start

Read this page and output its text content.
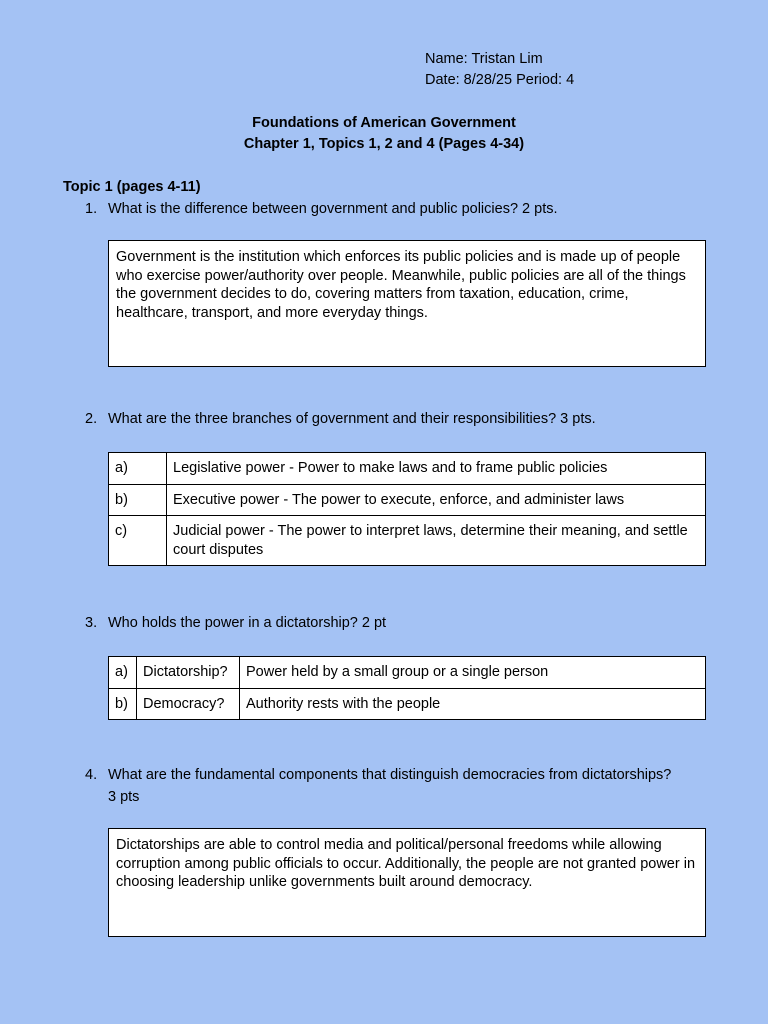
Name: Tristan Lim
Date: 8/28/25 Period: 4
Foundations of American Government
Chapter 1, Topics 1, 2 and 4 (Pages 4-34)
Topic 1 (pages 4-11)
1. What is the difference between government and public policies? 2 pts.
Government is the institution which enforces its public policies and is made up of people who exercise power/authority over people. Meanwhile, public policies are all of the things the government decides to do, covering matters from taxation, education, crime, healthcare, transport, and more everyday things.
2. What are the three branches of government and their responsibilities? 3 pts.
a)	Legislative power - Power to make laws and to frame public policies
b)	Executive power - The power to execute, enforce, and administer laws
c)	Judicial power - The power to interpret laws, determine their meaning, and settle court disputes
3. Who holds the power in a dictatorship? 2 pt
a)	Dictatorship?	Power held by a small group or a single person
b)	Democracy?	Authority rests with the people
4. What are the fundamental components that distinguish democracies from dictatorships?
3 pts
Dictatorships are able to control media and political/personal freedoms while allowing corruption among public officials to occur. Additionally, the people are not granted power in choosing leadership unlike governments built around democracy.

end
start

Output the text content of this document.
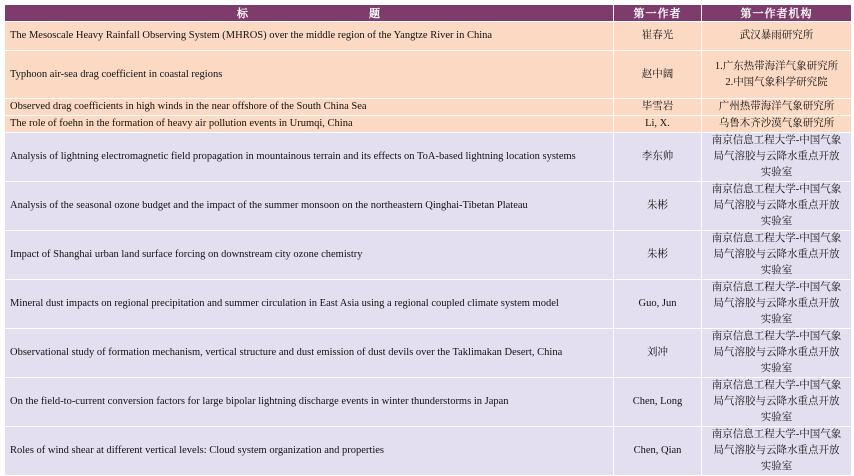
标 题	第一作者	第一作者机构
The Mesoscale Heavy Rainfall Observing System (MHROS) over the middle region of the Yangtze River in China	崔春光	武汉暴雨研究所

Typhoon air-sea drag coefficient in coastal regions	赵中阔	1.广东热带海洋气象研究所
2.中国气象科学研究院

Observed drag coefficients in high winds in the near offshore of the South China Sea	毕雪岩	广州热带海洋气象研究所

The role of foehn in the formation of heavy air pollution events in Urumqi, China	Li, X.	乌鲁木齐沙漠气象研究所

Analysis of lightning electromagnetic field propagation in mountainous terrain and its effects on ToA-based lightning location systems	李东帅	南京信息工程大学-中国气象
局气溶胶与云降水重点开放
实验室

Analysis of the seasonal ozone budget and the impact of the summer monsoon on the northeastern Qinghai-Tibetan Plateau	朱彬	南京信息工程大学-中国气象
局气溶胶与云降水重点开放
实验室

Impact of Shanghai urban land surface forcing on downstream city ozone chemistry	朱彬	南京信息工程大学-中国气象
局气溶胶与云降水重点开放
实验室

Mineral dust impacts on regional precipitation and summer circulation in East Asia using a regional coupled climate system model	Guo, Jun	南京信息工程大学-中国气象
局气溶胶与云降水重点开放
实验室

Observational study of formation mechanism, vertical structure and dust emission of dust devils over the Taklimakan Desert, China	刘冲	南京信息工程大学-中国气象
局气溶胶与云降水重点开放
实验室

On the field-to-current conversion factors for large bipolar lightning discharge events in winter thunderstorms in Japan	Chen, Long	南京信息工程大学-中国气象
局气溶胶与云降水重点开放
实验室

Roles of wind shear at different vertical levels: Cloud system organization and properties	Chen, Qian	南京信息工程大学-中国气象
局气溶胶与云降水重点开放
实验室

end
start

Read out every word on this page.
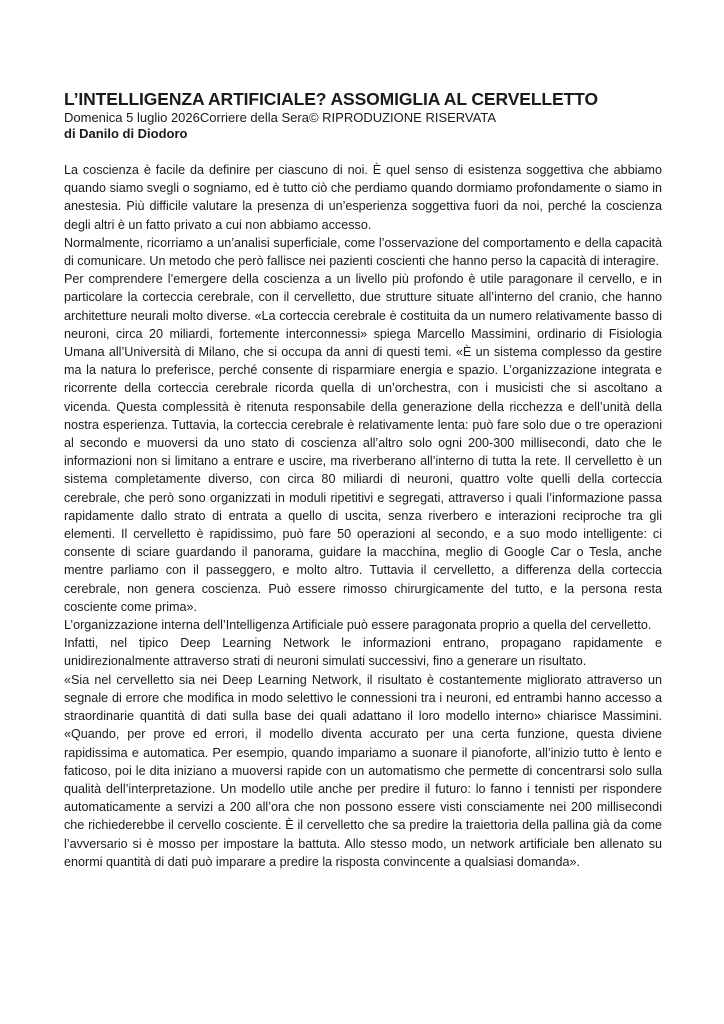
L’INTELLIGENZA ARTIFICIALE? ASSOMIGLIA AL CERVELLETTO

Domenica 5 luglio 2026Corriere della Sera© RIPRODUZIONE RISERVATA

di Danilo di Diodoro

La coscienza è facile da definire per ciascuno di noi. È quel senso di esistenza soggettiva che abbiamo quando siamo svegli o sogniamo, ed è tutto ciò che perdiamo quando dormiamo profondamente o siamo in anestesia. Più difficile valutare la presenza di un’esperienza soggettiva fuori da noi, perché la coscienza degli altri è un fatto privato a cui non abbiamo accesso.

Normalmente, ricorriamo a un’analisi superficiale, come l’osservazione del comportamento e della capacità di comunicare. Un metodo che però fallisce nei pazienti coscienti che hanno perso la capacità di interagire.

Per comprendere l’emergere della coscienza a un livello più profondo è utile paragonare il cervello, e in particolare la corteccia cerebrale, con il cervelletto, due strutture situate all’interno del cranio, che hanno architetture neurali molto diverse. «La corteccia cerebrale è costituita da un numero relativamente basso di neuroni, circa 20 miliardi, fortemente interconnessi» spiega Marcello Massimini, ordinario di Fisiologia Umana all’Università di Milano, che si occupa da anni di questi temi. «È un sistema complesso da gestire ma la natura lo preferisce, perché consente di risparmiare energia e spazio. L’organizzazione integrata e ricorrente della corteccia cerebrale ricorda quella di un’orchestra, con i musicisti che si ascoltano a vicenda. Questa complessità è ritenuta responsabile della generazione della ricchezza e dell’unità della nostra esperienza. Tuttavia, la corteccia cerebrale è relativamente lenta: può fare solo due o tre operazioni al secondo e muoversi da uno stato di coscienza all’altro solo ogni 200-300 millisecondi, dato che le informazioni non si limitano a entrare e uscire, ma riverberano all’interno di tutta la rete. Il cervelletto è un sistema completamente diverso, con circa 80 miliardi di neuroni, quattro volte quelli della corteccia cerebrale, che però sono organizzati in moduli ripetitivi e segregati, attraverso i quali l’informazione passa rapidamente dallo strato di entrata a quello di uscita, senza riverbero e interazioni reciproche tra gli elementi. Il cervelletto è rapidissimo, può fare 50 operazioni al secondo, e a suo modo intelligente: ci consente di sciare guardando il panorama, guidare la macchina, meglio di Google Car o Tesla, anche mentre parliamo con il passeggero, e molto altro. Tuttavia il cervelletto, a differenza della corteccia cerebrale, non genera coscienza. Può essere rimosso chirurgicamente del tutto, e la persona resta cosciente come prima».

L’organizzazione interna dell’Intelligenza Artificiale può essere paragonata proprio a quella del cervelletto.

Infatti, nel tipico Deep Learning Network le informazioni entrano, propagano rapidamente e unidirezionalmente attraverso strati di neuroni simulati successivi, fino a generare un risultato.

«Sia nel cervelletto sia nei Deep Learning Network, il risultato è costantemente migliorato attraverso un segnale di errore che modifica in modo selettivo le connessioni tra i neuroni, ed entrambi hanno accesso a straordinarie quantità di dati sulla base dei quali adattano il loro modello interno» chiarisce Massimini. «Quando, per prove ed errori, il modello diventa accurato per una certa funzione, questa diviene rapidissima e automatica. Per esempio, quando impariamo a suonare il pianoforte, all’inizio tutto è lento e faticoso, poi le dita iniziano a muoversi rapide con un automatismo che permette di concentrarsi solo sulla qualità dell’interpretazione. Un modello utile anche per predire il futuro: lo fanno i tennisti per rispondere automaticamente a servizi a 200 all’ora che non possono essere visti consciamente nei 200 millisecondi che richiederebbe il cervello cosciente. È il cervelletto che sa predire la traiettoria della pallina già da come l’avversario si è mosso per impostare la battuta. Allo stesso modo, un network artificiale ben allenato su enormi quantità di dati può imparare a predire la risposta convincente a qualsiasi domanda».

end

▶ [Your instructions]:
Locate the word "content" in the records and collect each line it appears in.

▶ [Correct answer]:
Read this page and output its text content.
Output the text content of this document.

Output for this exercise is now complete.